● Exercise
Your answer is a single number: how many lines hold the word "vytvoril"?

● Supplied material
------------------------

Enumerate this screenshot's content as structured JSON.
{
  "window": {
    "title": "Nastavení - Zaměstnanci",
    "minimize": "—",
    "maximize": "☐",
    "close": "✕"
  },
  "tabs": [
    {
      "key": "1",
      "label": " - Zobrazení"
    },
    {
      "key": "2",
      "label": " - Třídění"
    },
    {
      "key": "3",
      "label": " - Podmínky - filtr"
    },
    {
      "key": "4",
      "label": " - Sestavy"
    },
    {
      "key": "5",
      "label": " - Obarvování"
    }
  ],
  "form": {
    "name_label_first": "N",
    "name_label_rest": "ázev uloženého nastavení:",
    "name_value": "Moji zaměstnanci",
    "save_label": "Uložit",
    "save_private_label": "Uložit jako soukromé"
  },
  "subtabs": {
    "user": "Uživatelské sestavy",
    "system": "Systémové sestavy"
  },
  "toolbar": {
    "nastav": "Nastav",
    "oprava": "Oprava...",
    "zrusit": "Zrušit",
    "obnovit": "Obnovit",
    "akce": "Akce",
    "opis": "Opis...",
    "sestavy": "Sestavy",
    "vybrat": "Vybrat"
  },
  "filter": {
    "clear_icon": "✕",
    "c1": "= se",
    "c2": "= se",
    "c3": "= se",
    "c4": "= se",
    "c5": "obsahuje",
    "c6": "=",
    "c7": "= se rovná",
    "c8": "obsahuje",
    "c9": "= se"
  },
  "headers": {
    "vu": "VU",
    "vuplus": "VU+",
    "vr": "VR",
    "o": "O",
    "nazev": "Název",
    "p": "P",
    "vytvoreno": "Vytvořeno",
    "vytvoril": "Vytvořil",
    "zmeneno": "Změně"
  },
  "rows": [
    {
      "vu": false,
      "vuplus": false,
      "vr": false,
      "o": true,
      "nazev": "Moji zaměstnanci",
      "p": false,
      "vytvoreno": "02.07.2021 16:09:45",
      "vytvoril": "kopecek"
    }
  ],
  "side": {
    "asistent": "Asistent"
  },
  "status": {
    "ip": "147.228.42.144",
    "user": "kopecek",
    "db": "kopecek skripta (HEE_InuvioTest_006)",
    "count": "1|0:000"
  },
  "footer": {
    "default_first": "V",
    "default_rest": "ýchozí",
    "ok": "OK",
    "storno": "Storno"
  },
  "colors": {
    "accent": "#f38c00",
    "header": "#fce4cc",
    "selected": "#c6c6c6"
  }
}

------------------------

● The solution
2